Task description
Omit the images, then output each of the records below exactly.
----- Raw data -----
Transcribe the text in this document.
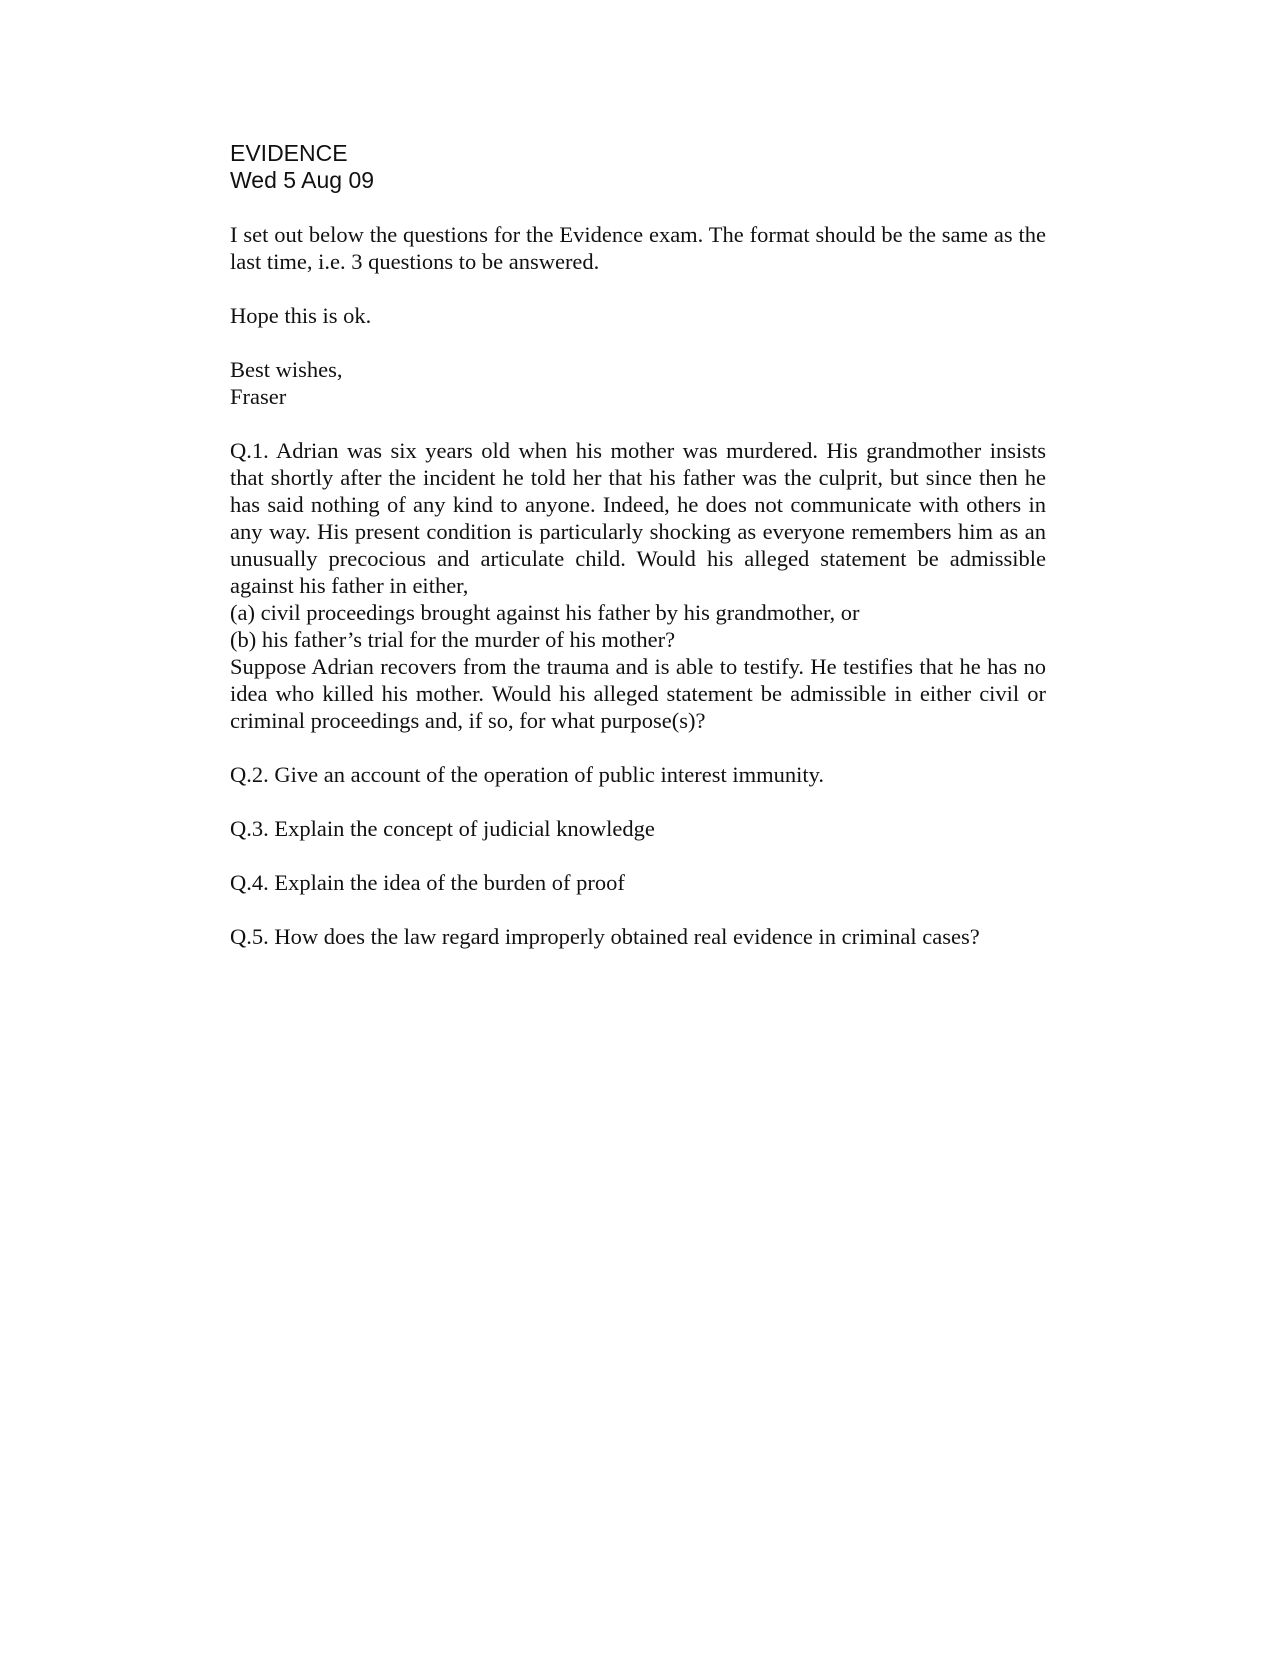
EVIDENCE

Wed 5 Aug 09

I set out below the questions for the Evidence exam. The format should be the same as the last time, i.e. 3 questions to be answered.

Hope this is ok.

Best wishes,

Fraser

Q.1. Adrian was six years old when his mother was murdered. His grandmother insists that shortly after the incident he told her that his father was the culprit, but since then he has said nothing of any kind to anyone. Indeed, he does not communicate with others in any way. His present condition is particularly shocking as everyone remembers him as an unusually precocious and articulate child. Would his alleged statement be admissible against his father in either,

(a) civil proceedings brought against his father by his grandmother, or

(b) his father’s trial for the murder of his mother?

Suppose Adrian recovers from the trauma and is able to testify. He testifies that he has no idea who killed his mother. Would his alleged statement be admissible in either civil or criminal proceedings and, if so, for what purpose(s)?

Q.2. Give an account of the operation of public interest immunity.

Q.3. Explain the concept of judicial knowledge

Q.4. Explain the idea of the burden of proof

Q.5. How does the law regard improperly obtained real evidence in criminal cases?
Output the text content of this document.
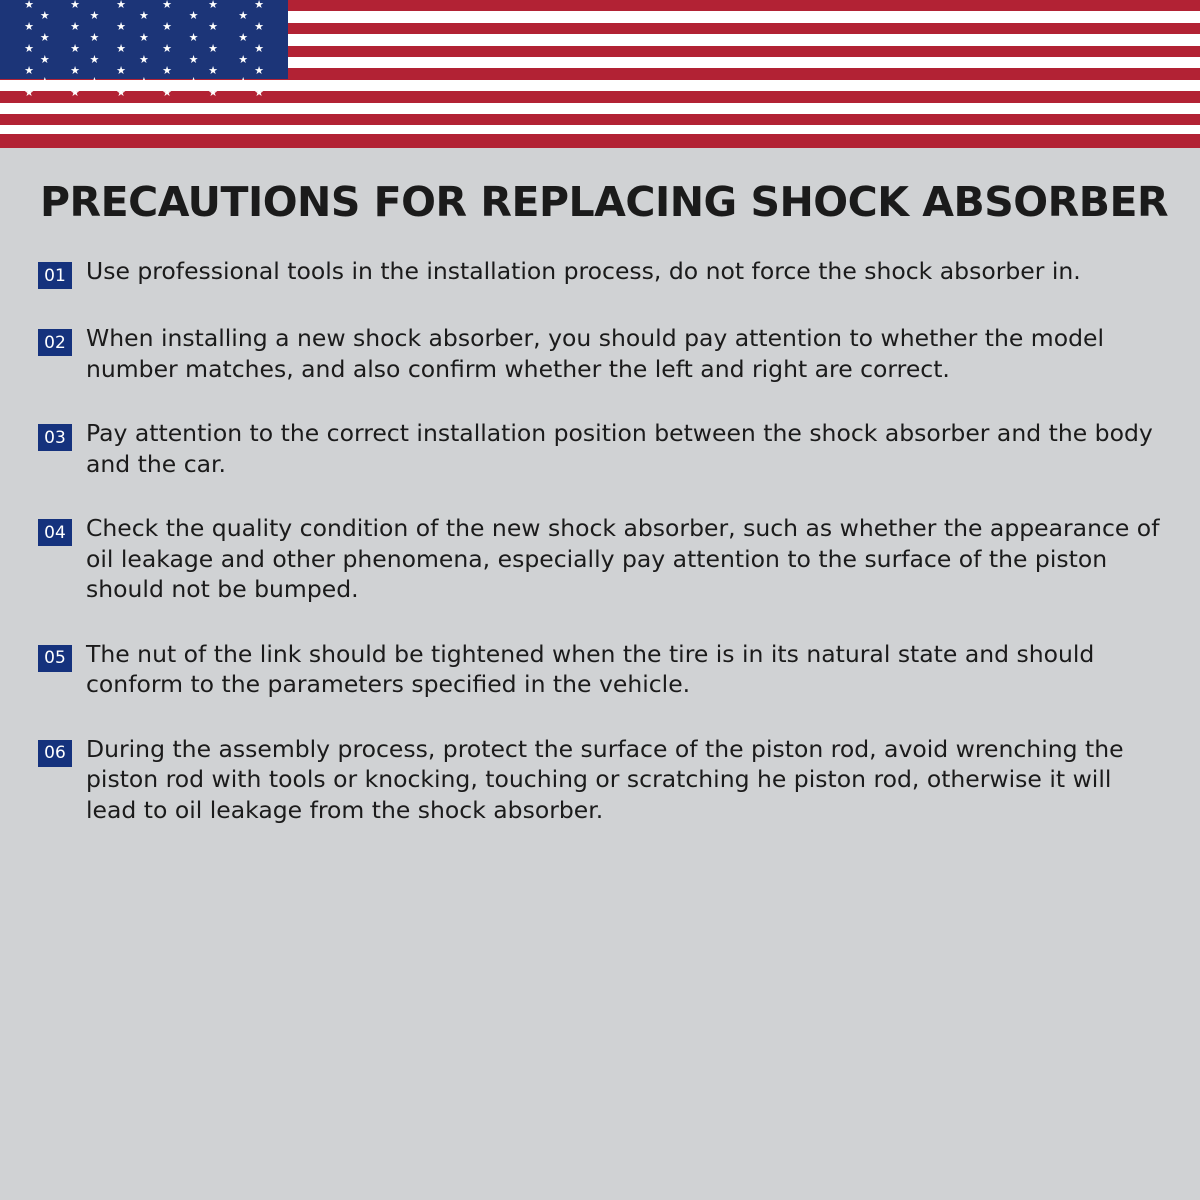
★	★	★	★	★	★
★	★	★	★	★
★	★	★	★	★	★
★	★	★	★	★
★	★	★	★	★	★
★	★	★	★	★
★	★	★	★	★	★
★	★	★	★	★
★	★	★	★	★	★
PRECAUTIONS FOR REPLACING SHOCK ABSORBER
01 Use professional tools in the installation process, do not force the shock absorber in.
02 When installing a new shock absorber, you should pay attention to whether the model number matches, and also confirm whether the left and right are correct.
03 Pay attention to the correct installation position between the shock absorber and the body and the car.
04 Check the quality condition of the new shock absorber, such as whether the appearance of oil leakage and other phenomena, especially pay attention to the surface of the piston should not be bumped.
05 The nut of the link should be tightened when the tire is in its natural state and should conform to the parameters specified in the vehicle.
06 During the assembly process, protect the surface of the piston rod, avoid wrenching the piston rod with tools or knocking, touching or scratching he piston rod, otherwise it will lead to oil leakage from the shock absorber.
-----
The solution
Transcribe the text in this document.
EVIDENCE

Wed 5 Aug 09

I set out below the questions for the Evidence exam. The format should be the same as the last time, i.e. 3 questions to be answered.

Hope this is ok.

Best wishes,

Fraser

Q.1. Adrian was six years old when his mother was murdered. His grandmother insists that shortly after the incident he told her that his father was the culprit, but since then he has said nothing of any kind to anyone. Indeed, he does not communicate with others in any way. His present condition is particularly shocking as everyone remembers him as an unusually precocious and articulate child. Would his alleged statement be admissible against his father in either,

(a) civil proceedings brought against his father by his grandmother, or

(b) his father’s trial for the murder of his mother?

Suppose Adrian recovers from the trauma and is able to testify. He testifies that he has no idea who killed his mother. Would his alleged statement be admissible in either civil or criminal proceedings and, if so, for what purpose(s)?

Q.2. Give an account of the operation of public interest immunity.

Q.3. Explain the concept of judicial knowledge

Q.4. Explain the idea of the burden of proof

Q.5. How does the law regard improperly obtained real evidence in criminal cases?
Output the text content of this document.
★	★	★	★	★	★
★	★	★	★	★
★	★	★	★	★	★
★	★	★	★	★
★	★	★	★	★	★
★	★	★	★	★
★	★	★	★	★	★
★	★	★	★	★
★	★	★	★	★	★
PRECAUTIONS FOR REPLACING SHOCK ABSORBER
01 Use professional tools in the installation process, do not force the shock absorber in.
02 When installing a new shock absorber, you should pay attention to whether the model number matches, and also confirm whether the left and right are correct.
03 Pay attention to the correct installation position between the shock absorber and the body and the car.
04 Check the quality condition of the new shock absorber, such as whether the appearance of oil leakage and other phenomena, especially pay attention to the surface of the piston should not be bumped.
05 The nut of the link should be tightened when the tire is in its natural state and should conform to the parameters specified in the vehicle.
06 During the assembly process, protect the surface of the piston rod, avoid wrenching the piston rod with tools or knocking, touching or scratching he piston rod, otherwise it will lead to oil leakage from the shock absorber.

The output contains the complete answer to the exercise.